- [Problems and tasks]
1) In the spectrogram notes, rewrite the paragraph that begins "Mel frequency cepstral coefficients are obtained" as a short bulleted list that keeps its main facts.
2) Reproduce the spectrogram notes word for word from "Possible spectral representations" to "human auditory system.".
3) According to the spectrogram notes, which file extension marks the syllable segmentation?

- [Selection]
++++++++++
Some form of time-frequency analysis is the first processing step in the human auditory system in equally so
in speech recognition systems.

Possible spectral representations are:   
**1. Fourier spectrogram**  
  A Fourier Spectrogram is obtained by letting a sliding window make short time spectra and by viewing this in a 2D heatmap
we may see which frequencies are present at which moment in time.  
**2. mel spectrogram**  
  The mel spectrogram applies warping on the frequency axis in line with the human auditory system.
Roughly speaking the frequency axis is linear below 1kHz and logarithmically compressed above it.
Today this is the most popular feature representation for speech recognition.  
**3. MFCCs (mel frequency cepstral coefficients)**. 
  Mel frequency cepstral coefficients are obtained by applying a DFT to the mel spectrum, optionally followed by truncation
to a handful of coefficients. 
MFCCs are popular because almost all information is concentrated in a a handful of low order coefficients, making them the most
compact possible speech representation.  Moreover MFCCs are highly uncorrelated, making them well suited for mathematical modeling.
While MFCCs have little to offer when abundant data / compute power is available (as is common these days),
they are still interesting in compact systems. 
 


### Instructions
- In default mode, you start the interactive spectrogram, by calling it without any parameters
> iSpectrogram()

may need to call the iSpectrogram routines with different parameters, that better suit your computer terminal
- size is a percentage of the max display size that is possible with your current notebook setup
- the dpi parameter controls the granularity of the plot and to some extent the size of the plot vs. the controls as well


#### File Input
Suggested Files to choose from ( 'https://homes.esat.kuleuven.be/~spchlab/data/'):
- misc/friendly.wav  ... a 1 second speech fragment
- misc/train.wav     ... a train whistle
- timit/si1027.wav   ... an example sentence from the TIMIT corpus

#### Segmentations
For the example speech files a number of segmentations are available (not all for each example). You can display them by entering the filename in the appropriate field.
They just have different extensions: ".gra" for grapheme or letter ,
".phn" for phone, ".syl" for syllable and ".wrd" for word

#### Visualization details
Normally you shouldn't have to worry about these settings.  On most displays visualization will be fine for screen/window sizes on the order of 10-24 inch.  If on your display you observe a bad mismatch between character sizes in the UI and
in the figures, then you can try to modify the default settings.
++++++++++
- [A block of data]
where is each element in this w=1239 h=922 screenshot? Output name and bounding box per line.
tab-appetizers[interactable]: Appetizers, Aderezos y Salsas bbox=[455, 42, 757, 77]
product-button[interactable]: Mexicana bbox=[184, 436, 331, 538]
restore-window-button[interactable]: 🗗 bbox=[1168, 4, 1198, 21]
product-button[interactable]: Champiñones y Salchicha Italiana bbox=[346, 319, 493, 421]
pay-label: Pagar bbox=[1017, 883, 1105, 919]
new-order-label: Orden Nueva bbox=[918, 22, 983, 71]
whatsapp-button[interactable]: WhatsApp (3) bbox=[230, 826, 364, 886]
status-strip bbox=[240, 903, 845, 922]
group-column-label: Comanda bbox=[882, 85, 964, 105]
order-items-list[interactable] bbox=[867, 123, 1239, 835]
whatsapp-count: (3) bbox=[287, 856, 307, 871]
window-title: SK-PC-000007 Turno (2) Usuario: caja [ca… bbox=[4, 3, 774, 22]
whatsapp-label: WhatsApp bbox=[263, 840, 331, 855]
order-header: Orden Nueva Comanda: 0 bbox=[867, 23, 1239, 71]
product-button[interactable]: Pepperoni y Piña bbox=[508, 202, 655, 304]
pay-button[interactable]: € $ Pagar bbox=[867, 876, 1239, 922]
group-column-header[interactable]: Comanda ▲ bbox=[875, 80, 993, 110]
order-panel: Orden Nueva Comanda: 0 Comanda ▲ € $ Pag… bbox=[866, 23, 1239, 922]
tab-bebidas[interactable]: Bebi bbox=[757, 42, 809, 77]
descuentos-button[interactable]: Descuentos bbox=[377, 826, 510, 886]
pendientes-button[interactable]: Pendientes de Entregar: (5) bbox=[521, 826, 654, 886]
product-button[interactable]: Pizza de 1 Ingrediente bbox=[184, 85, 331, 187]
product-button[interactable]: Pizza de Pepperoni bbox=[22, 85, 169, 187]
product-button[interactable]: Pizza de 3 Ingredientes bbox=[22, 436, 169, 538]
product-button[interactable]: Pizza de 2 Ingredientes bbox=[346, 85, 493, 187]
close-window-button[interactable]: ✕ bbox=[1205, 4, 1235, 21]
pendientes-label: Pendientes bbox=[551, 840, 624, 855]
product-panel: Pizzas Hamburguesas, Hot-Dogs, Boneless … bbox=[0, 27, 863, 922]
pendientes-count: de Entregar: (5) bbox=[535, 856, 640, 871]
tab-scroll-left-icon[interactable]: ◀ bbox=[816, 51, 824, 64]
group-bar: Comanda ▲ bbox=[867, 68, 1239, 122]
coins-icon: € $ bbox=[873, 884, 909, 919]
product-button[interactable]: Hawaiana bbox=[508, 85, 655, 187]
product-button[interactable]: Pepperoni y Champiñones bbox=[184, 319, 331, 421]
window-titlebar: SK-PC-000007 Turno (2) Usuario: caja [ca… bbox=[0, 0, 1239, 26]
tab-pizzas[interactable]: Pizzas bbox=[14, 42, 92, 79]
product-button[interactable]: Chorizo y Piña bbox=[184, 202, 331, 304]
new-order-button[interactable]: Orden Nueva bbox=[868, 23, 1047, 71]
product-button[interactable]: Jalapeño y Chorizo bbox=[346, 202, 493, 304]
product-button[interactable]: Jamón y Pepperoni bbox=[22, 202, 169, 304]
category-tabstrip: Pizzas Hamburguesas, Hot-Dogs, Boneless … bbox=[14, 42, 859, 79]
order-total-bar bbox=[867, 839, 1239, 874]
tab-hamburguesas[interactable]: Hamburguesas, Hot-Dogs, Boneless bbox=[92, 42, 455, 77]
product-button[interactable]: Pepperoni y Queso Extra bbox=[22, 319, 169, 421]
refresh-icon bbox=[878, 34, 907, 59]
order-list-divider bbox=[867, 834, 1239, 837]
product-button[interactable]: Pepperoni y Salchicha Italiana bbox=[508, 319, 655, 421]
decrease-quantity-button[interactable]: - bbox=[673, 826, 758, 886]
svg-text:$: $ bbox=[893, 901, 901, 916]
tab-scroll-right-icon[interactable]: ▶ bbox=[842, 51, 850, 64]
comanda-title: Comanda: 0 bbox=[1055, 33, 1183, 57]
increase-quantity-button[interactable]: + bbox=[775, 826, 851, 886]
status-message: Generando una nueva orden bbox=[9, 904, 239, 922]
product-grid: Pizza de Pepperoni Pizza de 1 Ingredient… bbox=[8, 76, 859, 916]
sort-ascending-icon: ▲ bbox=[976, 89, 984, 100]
++++++++++
- [Solutions to the exercise]
1)
- MFCCs come from applying a DFT to the mel spectrum, optionally followed by truncation to a handful of coefficients.
- Almost all information is concentrated in a few low-order coefficients, which makes them the most compact possible speech representation.
- They are highly uncorrelated, so they suit mathematical modeling.
- They have little to offer when data and compute power are abundant, but they are still interesting in compact systems.

2)
Possible spectral representations are:   
**1. Fourier spectrogram**  
  A Fourier Spectrogram is obtained by letting a sliding window make short time spectra and by viewing this in a 2D heatmap
we may see which frequencies are present at which moment in time.  
**2. mel spectrogram**  
  The mel spectrogram applies warping on the frequency axis in line with the human auditory system.

3) ".syl"